- WHAT TO DO -
Scan the data below and pick out the lines containing the word "contact".

### DATA RECORDS

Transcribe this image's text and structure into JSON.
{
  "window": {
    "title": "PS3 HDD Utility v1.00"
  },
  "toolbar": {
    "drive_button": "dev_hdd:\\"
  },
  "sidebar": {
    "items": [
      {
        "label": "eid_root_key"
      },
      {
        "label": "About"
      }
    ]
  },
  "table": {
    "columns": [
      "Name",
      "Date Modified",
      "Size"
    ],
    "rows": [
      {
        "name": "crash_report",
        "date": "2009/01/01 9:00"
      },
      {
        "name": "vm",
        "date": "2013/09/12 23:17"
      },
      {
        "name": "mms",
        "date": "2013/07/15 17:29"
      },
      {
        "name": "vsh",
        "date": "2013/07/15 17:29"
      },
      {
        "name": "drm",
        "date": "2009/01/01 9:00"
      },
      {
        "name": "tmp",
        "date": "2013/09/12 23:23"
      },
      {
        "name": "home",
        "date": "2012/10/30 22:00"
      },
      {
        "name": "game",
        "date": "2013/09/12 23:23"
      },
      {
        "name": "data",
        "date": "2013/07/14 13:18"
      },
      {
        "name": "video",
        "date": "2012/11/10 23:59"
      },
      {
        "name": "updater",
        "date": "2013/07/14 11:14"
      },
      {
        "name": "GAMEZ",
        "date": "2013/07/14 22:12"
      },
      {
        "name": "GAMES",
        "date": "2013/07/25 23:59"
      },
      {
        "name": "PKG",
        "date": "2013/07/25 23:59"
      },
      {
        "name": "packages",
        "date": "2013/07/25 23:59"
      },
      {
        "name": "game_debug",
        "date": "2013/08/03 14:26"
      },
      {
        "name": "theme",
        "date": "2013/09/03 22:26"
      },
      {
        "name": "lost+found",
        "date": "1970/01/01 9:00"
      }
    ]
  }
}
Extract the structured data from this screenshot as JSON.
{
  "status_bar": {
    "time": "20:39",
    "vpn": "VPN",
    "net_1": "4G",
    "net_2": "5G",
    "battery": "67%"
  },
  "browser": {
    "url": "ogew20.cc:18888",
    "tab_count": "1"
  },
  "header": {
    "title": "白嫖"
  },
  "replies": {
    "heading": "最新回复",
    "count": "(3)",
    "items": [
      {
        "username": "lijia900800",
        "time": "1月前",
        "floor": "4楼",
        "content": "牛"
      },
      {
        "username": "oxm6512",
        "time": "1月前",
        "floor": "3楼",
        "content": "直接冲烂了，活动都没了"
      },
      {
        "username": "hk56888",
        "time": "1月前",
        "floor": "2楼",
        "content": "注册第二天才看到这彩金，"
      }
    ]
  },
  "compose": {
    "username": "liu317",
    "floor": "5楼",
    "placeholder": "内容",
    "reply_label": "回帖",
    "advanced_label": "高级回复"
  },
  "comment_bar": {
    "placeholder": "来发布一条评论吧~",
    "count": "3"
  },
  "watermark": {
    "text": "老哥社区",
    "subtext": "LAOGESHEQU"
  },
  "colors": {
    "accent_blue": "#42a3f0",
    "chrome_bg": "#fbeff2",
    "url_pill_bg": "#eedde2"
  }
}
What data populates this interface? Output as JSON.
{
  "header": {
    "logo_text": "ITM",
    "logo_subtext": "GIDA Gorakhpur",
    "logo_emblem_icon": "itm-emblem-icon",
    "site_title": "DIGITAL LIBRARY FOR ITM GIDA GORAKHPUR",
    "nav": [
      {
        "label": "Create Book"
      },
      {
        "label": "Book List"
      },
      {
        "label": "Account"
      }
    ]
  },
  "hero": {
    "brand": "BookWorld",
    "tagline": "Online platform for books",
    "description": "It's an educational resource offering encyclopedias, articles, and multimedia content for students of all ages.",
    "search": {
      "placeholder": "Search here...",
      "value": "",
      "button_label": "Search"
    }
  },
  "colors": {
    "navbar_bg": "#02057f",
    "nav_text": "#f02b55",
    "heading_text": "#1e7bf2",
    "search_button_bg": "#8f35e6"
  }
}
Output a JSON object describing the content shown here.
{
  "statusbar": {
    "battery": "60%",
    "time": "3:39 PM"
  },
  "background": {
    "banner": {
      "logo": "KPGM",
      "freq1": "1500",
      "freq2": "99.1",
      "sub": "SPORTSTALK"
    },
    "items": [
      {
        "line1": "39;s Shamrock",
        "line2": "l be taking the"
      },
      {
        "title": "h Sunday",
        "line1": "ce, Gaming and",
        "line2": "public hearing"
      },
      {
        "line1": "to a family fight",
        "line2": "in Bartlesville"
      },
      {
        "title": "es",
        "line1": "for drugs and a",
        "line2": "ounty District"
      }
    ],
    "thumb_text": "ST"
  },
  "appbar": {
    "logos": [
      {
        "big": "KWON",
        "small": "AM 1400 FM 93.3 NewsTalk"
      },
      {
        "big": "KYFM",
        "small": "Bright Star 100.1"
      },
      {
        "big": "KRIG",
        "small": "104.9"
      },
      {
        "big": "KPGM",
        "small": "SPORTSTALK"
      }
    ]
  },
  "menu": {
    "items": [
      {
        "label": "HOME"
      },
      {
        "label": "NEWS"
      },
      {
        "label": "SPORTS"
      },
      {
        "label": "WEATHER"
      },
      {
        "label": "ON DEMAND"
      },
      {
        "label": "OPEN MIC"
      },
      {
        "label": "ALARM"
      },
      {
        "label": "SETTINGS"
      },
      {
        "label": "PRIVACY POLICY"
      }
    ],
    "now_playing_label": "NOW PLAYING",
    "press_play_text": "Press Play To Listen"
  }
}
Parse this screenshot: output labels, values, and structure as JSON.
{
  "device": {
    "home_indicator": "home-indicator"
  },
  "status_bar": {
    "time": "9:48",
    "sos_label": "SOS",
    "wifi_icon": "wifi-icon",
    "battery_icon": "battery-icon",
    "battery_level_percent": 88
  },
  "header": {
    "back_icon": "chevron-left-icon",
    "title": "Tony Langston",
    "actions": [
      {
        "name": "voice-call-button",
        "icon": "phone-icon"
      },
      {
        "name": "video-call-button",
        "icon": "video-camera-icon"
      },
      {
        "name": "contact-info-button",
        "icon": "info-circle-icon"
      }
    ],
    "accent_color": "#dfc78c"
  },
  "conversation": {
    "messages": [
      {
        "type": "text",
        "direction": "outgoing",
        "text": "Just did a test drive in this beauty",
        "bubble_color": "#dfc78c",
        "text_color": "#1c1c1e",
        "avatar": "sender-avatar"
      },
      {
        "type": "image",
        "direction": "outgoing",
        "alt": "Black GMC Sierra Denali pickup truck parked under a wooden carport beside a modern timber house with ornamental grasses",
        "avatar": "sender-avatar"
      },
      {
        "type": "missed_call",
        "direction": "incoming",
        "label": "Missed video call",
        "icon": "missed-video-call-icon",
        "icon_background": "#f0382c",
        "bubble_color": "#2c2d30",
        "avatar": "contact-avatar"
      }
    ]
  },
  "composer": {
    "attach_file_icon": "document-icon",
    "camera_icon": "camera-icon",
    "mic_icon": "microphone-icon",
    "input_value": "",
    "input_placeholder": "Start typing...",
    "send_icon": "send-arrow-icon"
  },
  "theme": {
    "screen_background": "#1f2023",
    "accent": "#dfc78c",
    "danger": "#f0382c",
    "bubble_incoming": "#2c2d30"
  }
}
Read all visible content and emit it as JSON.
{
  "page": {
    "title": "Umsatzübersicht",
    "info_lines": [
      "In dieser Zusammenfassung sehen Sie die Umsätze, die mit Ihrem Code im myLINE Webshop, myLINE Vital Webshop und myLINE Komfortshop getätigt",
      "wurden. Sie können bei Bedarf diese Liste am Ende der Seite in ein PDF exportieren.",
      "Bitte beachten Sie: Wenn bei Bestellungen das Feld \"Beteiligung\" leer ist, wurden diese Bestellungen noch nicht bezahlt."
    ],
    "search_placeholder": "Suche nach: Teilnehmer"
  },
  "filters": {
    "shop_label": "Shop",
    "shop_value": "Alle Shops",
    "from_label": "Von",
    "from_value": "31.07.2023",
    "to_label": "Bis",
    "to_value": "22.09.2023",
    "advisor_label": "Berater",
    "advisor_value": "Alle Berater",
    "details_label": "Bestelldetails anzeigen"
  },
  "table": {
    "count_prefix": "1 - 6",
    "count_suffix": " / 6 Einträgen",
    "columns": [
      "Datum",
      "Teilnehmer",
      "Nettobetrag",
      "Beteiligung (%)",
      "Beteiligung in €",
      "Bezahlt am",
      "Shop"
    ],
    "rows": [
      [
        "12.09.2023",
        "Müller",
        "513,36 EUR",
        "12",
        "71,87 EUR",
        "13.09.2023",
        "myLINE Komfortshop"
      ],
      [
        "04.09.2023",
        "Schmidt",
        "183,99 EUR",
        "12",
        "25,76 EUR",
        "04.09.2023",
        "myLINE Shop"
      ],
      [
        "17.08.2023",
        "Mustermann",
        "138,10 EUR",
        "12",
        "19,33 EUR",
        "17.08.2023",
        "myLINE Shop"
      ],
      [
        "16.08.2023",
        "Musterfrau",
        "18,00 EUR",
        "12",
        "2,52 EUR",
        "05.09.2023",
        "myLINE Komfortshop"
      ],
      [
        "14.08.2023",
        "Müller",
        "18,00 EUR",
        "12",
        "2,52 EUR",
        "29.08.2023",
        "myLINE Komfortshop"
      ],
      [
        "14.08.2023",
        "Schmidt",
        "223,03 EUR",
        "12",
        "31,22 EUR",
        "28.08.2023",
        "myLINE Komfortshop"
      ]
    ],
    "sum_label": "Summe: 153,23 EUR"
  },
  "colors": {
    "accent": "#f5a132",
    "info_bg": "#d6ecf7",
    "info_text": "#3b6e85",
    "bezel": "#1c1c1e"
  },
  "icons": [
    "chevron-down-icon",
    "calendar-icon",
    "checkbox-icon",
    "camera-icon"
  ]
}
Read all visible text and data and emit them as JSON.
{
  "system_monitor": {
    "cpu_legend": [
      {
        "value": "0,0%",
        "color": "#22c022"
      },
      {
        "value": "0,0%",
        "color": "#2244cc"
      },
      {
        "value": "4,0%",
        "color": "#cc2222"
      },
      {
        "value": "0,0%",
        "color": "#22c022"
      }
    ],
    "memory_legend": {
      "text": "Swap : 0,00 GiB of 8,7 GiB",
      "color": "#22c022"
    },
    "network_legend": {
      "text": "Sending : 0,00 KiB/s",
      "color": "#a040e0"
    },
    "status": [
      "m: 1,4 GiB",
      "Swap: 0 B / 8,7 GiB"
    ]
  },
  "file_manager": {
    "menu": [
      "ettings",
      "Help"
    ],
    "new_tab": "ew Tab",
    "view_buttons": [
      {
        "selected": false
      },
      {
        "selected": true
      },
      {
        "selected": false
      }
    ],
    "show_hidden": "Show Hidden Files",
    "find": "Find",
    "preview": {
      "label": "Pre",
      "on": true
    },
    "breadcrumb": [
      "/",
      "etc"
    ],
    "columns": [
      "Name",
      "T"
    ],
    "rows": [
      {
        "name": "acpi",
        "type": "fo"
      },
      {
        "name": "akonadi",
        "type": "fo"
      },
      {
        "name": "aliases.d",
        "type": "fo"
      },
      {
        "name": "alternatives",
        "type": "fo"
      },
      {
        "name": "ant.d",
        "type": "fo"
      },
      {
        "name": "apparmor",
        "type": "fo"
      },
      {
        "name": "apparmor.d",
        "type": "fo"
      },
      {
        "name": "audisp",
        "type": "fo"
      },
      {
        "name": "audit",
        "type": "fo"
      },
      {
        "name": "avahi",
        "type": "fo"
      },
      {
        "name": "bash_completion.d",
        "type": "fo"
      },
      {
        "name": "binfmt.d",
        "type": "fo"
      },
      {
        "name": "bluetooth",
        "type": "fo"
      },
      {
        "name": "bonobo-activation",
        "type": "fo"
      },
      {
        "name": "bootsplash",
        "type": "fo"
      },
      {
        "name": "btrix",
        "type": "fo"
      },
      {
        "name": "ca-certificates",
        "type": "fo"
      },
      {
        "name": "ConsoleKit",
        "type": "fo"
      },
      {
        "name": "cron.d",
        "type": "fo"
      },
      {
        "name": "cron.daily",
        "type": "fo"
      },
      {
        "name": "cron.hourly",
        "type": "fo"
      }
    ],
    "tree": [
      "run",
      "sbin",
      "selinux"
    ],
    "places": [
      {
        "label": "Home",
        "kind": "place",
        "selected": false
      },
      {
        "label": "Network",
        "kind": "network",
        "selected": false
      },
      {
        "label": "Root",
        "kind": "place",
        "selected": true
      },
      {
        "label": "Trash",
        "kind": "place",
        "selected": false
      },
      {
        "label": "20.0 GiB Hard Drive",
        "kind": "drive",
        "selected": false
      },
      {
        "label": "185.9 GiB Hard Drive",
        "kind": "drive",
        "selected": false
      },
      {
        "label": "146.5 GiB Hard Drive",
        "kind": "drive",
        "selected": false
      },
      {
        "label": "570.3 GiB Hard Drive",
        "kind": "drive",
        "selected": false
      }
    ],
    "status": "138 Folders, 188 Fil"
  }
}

######

- IN RESPONSE -
        "name": "contact-info-button",
        "avatar": "contact-avatar"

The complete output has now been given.